# The task
Lines containing the word "change" should be extracted in full.

Collection entries:

>>>>

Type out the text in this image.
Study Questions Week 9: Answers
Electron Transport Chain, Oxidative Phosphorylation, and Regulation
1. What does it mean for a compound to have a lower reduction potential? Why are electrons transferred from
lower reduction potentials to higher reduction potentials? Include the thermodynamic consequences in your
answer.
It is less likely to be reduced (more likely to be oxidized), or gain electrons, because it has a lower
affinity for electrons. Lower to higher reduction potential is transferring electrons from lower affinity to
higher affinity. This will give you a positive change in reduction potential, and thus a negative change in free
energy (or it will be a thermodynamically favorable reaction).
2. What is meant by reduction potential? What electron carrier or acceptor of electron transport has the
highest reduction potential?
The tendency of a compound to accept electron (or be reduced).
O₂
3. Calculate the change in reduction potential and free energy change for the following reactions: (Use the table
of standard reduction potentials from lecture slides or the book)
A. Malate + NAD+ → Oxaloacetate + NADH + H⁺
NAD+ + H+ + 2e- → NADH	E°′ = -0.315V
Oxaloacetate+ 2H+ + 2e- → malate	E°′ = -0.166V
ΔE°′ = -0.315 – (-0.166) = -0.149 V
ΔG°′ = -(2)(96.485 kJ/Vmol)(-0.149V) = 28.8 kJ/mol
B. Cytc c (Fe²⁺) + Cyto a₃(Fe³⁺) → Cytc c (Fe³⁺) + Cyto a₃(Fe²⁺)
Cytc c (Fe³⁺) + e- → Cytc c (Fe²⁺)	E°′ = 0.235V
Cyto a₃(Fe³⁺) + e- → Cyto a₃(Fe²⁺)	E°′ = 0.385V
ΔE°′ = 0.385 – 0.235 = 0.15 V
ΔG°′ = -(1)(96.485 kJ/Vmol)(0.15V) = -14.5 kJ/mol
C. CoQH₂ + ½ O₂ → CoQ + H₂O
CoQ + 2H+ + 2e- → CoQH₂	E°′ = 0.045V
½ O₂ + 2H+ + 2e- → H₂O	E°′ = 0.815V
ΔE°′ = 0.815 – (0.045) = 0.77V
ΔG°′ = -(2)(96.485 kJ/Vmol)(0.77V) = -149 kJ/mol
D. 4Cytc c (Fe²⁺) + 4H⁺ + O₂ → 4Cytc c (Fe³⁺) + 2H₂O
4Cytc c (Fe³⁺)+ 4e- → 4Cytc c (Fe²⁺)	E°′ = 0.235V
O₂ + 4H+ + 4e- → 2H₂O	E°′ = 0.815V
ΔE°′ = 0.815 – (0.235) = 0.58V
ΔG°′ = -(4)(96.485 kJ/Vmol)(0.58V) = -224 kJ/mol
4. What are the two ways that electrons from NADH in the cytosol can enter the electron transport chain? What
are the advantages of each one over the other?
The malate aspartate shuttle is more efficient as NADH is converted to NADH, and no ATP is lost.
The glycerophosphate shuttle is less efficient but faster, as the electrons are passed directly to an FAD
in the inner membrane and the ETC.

<<<<

# Finished answer
higher affinity. This will give you a positive change in reduction potential, and thus a negative change in free
3. Calculate the change in reduction potential and free energy change for the following reactions: (Use the table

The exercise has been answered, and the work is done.